WRITTEN TASK: Your task is to copy every line of the records below that contains "Associazioni".
──────── RECORDS SUPPLIED
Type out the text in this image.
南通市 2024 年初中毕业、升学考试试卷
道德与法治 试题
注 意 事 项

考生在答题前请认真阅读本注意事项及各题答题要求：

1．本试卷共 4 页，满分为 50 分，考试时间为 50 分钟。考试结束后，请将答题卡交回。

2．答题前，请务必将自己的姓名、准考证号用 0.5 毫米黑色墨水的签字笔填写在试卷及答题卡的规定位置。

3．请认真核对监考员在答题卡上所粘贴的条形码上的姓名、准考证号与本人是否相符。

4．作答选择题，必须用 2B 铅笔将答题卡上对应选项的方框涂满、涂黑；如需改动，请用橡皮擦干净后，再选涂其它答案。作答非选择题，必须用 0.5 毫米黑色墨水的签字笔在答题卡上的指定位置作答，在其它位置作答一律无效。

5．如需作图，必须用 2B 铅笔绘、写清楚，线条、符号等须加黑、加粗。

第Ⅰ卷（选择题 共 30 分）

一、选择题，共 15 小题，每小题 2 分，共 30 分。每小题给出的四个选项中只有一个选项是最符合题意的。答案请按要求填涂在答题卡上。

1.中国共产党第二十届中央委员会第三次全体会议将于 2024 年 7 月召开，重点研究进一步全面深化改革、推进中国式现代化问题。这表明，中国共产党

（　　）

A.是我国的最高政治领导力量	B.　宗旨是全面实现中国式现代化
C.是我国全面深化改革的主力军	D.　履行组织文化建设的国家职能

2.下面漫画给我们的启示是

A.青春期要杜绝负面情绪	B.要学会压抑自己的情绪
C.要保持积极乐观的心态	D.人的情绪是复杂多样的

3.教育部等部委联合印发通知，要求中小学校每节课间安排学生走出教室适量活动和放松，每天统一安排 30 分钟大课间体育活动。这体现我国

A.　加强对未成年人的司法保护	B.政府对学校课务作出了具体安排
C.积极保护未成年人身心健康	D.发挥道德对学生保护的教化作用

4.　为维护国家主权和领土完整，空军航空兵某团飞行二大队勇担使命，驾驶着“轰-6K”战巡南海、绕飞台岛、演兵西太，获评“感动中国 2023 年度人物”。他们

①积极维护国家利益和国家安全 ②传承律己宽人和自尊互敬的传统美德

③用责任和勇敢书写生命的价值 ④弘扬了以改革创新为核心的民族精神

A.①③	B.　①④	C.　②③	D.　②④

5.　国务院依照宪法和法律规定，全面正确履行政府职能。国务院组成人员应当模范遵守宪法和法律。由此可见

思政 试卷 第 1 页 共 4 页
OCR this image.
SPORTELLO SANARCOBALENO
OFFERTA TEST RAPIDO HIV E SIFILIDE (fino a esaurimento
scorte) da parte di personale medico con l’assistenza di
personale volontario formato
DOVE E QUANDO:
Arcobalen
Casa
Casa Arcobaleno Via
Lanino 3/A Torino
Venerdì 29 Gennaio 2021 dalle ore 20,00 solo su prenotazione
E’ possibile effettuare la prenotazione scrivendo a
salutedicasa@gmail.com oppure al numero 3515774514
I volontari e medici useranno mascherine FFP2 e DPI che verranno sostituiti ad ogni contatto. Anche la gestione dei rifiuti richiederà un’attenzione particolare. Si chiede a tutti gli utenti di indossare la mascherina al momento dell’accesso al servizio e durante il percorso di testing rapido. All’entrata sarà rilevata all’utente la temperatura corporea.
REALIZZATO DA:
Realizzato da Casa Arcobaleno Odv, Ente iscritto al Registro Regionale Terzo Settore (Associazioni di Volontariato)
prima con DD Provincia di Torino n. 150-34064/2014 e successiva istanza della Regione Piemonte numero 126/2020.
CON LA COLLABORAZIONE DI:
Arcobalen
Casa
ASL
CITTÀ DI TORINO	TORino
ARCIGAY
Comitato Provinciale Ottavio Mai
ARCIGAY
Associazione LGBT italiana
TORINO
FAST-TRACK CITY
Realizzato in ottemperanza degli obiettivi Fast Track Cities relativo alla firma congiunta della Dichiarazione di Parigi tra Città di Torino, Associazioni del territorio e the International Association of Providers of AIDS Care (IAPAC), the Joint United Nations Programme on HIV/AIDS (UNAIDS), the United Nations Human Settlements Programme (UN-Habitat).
────────────────
SOLUTION FOR THIS PROBLEM:
Realizzato da Casa Arcobaleno Odv, Ente iscritto al Registro Regionale Terzo Settore (Associazioni di Volontariato)
Realizzato in ottemperanza degli obiettivi Fast Track Cities relativo alla firma congiunta della Dichiarazione di Parigi tra Città di Torino, Associazioni del territorio e the International Association of Providers of AIDS Care (IAPAC), the Joint United Nations Programme on HIV/AIDS (UNAIDS), the United Nations Human Settlements Programme (UN-Habitat).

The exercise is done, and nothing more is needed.